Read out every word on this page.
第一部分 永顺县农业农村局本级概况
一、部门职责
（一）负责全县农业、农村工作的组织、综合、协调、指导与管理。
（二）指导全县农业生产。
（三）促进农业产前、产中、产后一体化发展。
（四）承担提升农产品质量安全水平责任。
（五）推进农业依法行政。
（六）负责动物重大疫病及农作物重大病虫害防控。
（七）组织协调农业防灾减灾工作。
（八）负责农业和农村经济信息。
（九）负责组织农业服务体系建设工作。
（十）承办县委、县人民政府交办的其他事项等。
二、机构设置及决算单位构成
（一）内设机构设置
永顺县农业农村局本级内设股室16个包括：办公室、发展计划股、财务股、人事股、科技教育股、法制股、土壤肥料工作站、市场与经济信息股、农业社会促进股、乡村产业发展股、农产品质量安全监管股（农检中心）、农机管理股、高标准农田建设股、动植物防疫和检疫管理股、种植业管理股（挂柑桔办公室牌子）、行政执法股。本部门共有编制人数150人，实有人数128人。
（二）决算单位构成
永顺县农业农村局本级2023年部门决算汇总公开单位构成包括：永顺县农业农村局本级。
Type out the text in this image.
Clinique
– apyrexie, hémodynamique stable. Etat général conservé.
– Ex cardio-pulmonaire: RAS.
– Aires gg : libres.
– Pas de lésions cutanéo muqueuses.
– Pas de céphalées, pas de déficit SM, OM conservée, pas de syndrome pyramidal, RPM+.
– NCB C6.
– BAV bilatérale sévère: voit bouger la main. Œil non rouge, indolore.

----------------------------------------

(WRITTEN INSTRUCTION): Repeat the records above exactly as they appear.

(SOLUTION FOR THIS PROBLEM):
Read out every word on this page.
第一部分 永顺县农业农村局本级概况
一、部门职责
（一）负责全县农业、农村工作的组织、综合、协调、指导与管理。
（二）指导全县农业生产。
（三）促进农业产前、产中、产后一体化发展。
（四）承担提升农产品质量安全水平责任。
（五）推进农业依法行政。
（六）负责动物重大疫病及农作物重大病虫害防控。
（七）组织协调农业防灾减灾工作。
（八）负责农业和农村经济信息。
（九）负责组织农业服务体系建设工作。
（十）承办县委、县人民政府交办的其他事项等。
二、机构设置及决算单位构成
（一）内设机构设置
永顺县农业农村局本级内设股室16个包括：办公室、发展计划股、财务股、人事股、科技教育股、法制股、土壤肥料工作站、市场与经济信息股、农业社会促进股、乡村产业发展股、农产品质量安全监管股（农检中心）、农机管理股、高标准农田建设股、动植物防疫和检疫管理股、种植业管理股（挂柑桔办公室牌子）、行政执法股。本部门共有编制人数150人，实有人数128人。
（二）决算单位构成
永顺县农业农村局本级2023年部门决算汇总公开单位构成包括：永顺县农业农村局本级。
Type out the text in this image.
Clinique
– apyrexie, hémodynamique stable. Etat général conservé.
– Ex cardio-pulmonaire: RAS.
– Aires gg : libres.
– Pas de lésions cutanéo muqueuses.
– Pas de céphalées, pas de déficit SM, OM conservée, pas de syndrome pyramidal, RPM+.
– NCB C6.
– BAV bilatérale sévère: voit bouger la main. Œil non rouge, indolore.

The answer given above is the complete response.